### TAREA REQUERIDA 1
Determine si las afirmaciones siguientes concuerdan con el texto sobre Sáenz de Santamaría y responda a cada una con sí o no, acompañado de la cita literal que lo decide: (a) La frase se pronunció el 1 de febrero de 2017. (b) Joan Tardá era diputado del Partido Popular. (c) La frase se dijo en el Senado.
### TAREA REQUERIDA 2
Reanude el texto sobre Sáenz de Santamaría a continuación de su última oración.

No es una frase mía, es de la exvicepresidenta del Gobierno Soraya Sáenz de Santamaría. Se la dijo a Joan Tardá, diputado de Esquerra Republicana de Cataluña, en el Congreso durante una sesión de control el 1 de febrero de 2017. «Señoría, tiene usted la piel más fina que la boca. ¿O acaso quiere que todos demos un curso de urbanidad parlamentaria con el señor Rufián?», soltó la vicepremier después de que el diputado independentista asegurara que miembros del Partido Popular habían afirmado que el Gobierno de la Generalidad era «xenófobo». Es curioso que los primeros en poner el grito en el cielo cuando alguien les «ataca» sean siempre los matones del recreo. Los diputados de ERC protagonizan día sí, día también en las Cortes los episodios más abyectos: desde llamar fascistas a todo el que no piensa como ellos a escupir a un miembro del Ejecutivo. Los que más insultan son luego los más sensibles a la hora de recibir. Qué curioso: debe ser un rasgo común de los populismos, como se ha visto con Vox este pasado sábado.

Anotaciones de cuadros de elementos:
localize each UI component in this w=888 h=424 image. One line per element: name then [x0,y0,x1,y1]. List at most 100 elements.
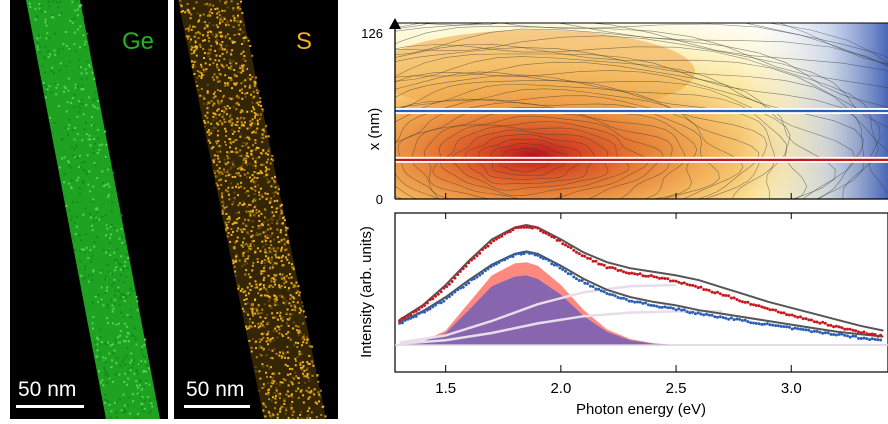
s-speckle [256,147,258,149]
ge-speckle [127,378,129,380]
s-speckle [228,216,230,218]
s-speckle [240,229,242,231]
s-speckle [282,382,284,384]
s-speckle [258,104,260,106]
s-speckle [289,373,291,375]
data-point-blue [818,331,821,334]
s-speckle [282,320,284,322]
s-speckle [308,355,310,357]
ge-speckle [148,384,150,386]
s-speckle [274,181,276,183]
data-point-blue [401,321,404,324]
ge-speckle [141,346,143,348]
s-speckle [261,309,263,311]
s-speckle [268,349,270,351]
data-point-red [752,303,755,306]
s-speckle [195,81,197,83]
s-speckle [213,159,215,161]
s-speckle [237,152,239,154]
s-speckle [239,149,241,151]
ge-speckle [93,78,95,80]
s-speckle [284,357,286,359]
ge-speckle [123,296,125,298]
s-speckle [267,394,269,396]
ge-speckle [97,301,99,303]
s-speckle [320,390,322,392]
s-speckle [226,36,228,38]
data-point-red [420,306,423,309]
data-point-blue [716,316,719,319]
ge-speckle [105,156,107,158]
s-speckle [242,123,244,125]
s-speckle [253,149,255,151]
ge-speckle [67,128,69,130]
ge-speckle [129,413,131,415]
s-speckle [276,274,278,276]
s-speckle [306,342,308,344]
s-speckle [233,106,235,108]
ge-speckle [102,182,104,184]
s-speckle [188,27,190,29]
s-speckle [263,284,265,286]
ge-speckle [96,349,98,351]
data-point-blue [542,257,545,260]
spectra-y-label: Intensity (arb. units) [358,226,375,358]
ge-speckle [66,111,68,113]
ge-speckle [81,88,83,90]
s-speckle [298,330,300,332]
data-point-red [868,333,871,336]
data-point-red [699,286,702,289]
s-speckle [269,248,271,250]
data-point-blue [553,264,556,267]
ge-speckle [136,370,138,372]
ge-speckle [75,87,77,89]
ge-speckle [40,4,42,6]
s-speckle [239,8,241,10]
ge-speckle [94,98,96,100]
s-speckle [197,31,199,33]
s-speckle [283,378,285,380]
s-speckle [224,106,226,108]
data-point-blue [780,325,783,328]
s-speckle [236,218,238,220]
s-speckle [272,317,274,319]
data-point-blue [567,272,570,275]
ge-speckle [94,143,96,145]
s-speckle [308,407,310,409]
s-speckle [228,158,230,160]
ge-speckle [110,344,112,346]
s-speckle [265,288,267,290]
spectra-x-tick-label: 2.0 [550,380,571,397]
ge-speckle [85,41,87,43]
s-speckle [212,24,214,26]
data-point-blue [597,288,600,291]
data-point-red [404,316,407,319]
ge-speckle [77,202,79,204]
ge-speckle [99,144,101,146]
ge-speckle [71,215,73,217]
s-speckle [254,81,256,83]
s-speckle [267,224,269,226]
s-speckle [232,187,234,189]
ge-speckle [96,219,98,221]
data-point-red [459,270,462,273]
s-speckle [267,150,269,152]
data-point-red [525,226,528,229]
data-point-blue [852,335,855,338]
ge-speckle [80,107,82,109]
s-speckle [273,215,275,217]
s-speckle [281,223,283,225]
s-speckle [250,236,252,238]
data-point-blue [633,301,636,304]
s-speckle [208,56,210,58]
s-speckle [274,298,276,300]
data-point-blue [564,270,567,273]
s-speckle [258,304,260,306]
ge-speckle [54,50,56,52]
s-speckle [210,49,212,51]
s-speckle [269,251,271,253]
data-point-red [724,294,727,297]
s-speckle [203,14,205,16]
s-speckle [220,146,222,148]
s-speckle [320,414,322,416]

### RESPUESTA ESPERADA 1
(a) Sí: «el 1 de febrero de 2017».
(b) No: «diputado de Esquerra Republicana de Cataluña».
(c) No: «en el Congreso durante una sesión de control».

### RESPUESTA ESPERADA 2
El presidente de Vox, Santiago Abascal, se escindió del Partido Popular en 2008 tras el Congreso de Valencia en el que se consolidó el programa de tecnocracia no ideológica rajoyista. Es comprensible que Vox, que es una fuerza puramente ideológica sin ningún tipo de proyecto pragmático —como se vio en sus exigencias para la investidura de Juan Manuel Moreno en Andalucía—, se muestre contrario a los resquicios del rajoyismo que dan más importancia a los hechos y el raciocinio que a los sentimientos exaltados. Su postura es, por supuesto, legítima y puede incluso que la acertada electoralmente (gobernar es cosa bien distinta y me vuelvo a remitir al documento andaluz). Pero lo que hace que Vox sea tan parecido en sus formas a movimientos como ERC y Podemos, es precisamente que tiene la piel más fina que boca.
El partido de Santiago Abascal denuncia sistemáticamente que desde otras regiones del espectro político se les tacha, de forma despreciable, de «defensores del machismo» y «fascistas». Son insultos intolerables que denigran el peso semiótico de las palabras hasta banalizarlas, pues tan incorrecto es acusar a Vox de «fascista» como al asesino de «ladrón». Pero en Vox, donde hacen bandera de ser los parias del sistema que solo crecen cuanto más se les insulta, demuestran ser tan matones como las peores formaciones de la política. El último caso ha sido el de Galicia, que por ser bastión del rajoyismo se convierte en diana no de la crítica voxista sino de sus bilis. El pasado sábado el partido del señor Abascal publicaba un tuit que decía: «Y si queréis [el PP] otro día hablamos de las leyes ideológicas del PP de Galicia porque además de nacionalista, el señor Feijóo es un progre que asume la agenda totalitaria de la izquierda».

Este es un comentario tan despreciable como los que recibe Vox. Ser insultado no da derecho a insultar. No existe un quid pro quo en lado abyecto de la vida y eso es lo que Vox parece estar asumiendo como verdad axiomática.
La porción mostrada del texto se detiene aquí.